» **What you should do**:
Copy all lines below containing "avatar".

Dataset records
________

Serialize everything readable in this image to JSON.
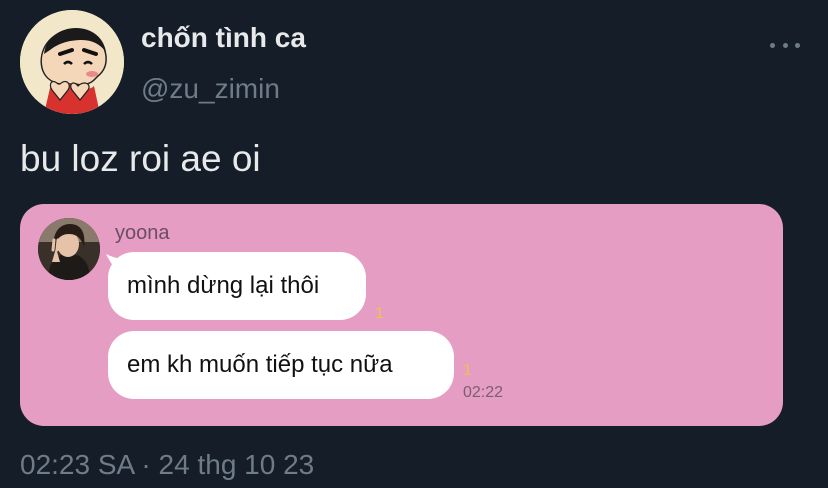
{
  "author": {
    "display_name": "chốn tình ca",
    "handle": "@zu_zimin",
    "avatar_icon": "crayon-shinchan-avatar"
  },
  "menu": {
    "more_icon": "more-horizontal-icon"
  },
  "tweet": {
    "text": "bu loz roi ae oi",
    "timestamp": "02:23 SA · 24 thg 10 23"
  },
  "media": {
    "background_color": "#e59dc3",
    "chat": {
      "sender_name": "yoona",
      "avatar_icon": "user-photo-avatar",
      "messages": [
        {
          "text": "mình dừng lại thôi",
          "read_count": "1"
        },
        {
          "text": "em kh muốn tiếp tục nữa",
          "read_count": "1",
          "time": "02:22"
        }
      ]
    }
  },
  "colors": {
    "background": "#151d28",
    "text_primary": "#e7e9ea",
    "text_secondary": "#6e7b88",
    "read_indicator": "#f0c24b"
  }
}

________

» **Output below**:
    "avatar_icon": "crayon-shinchan-avatar"
      "avatar_icon": "user-photo-avatar",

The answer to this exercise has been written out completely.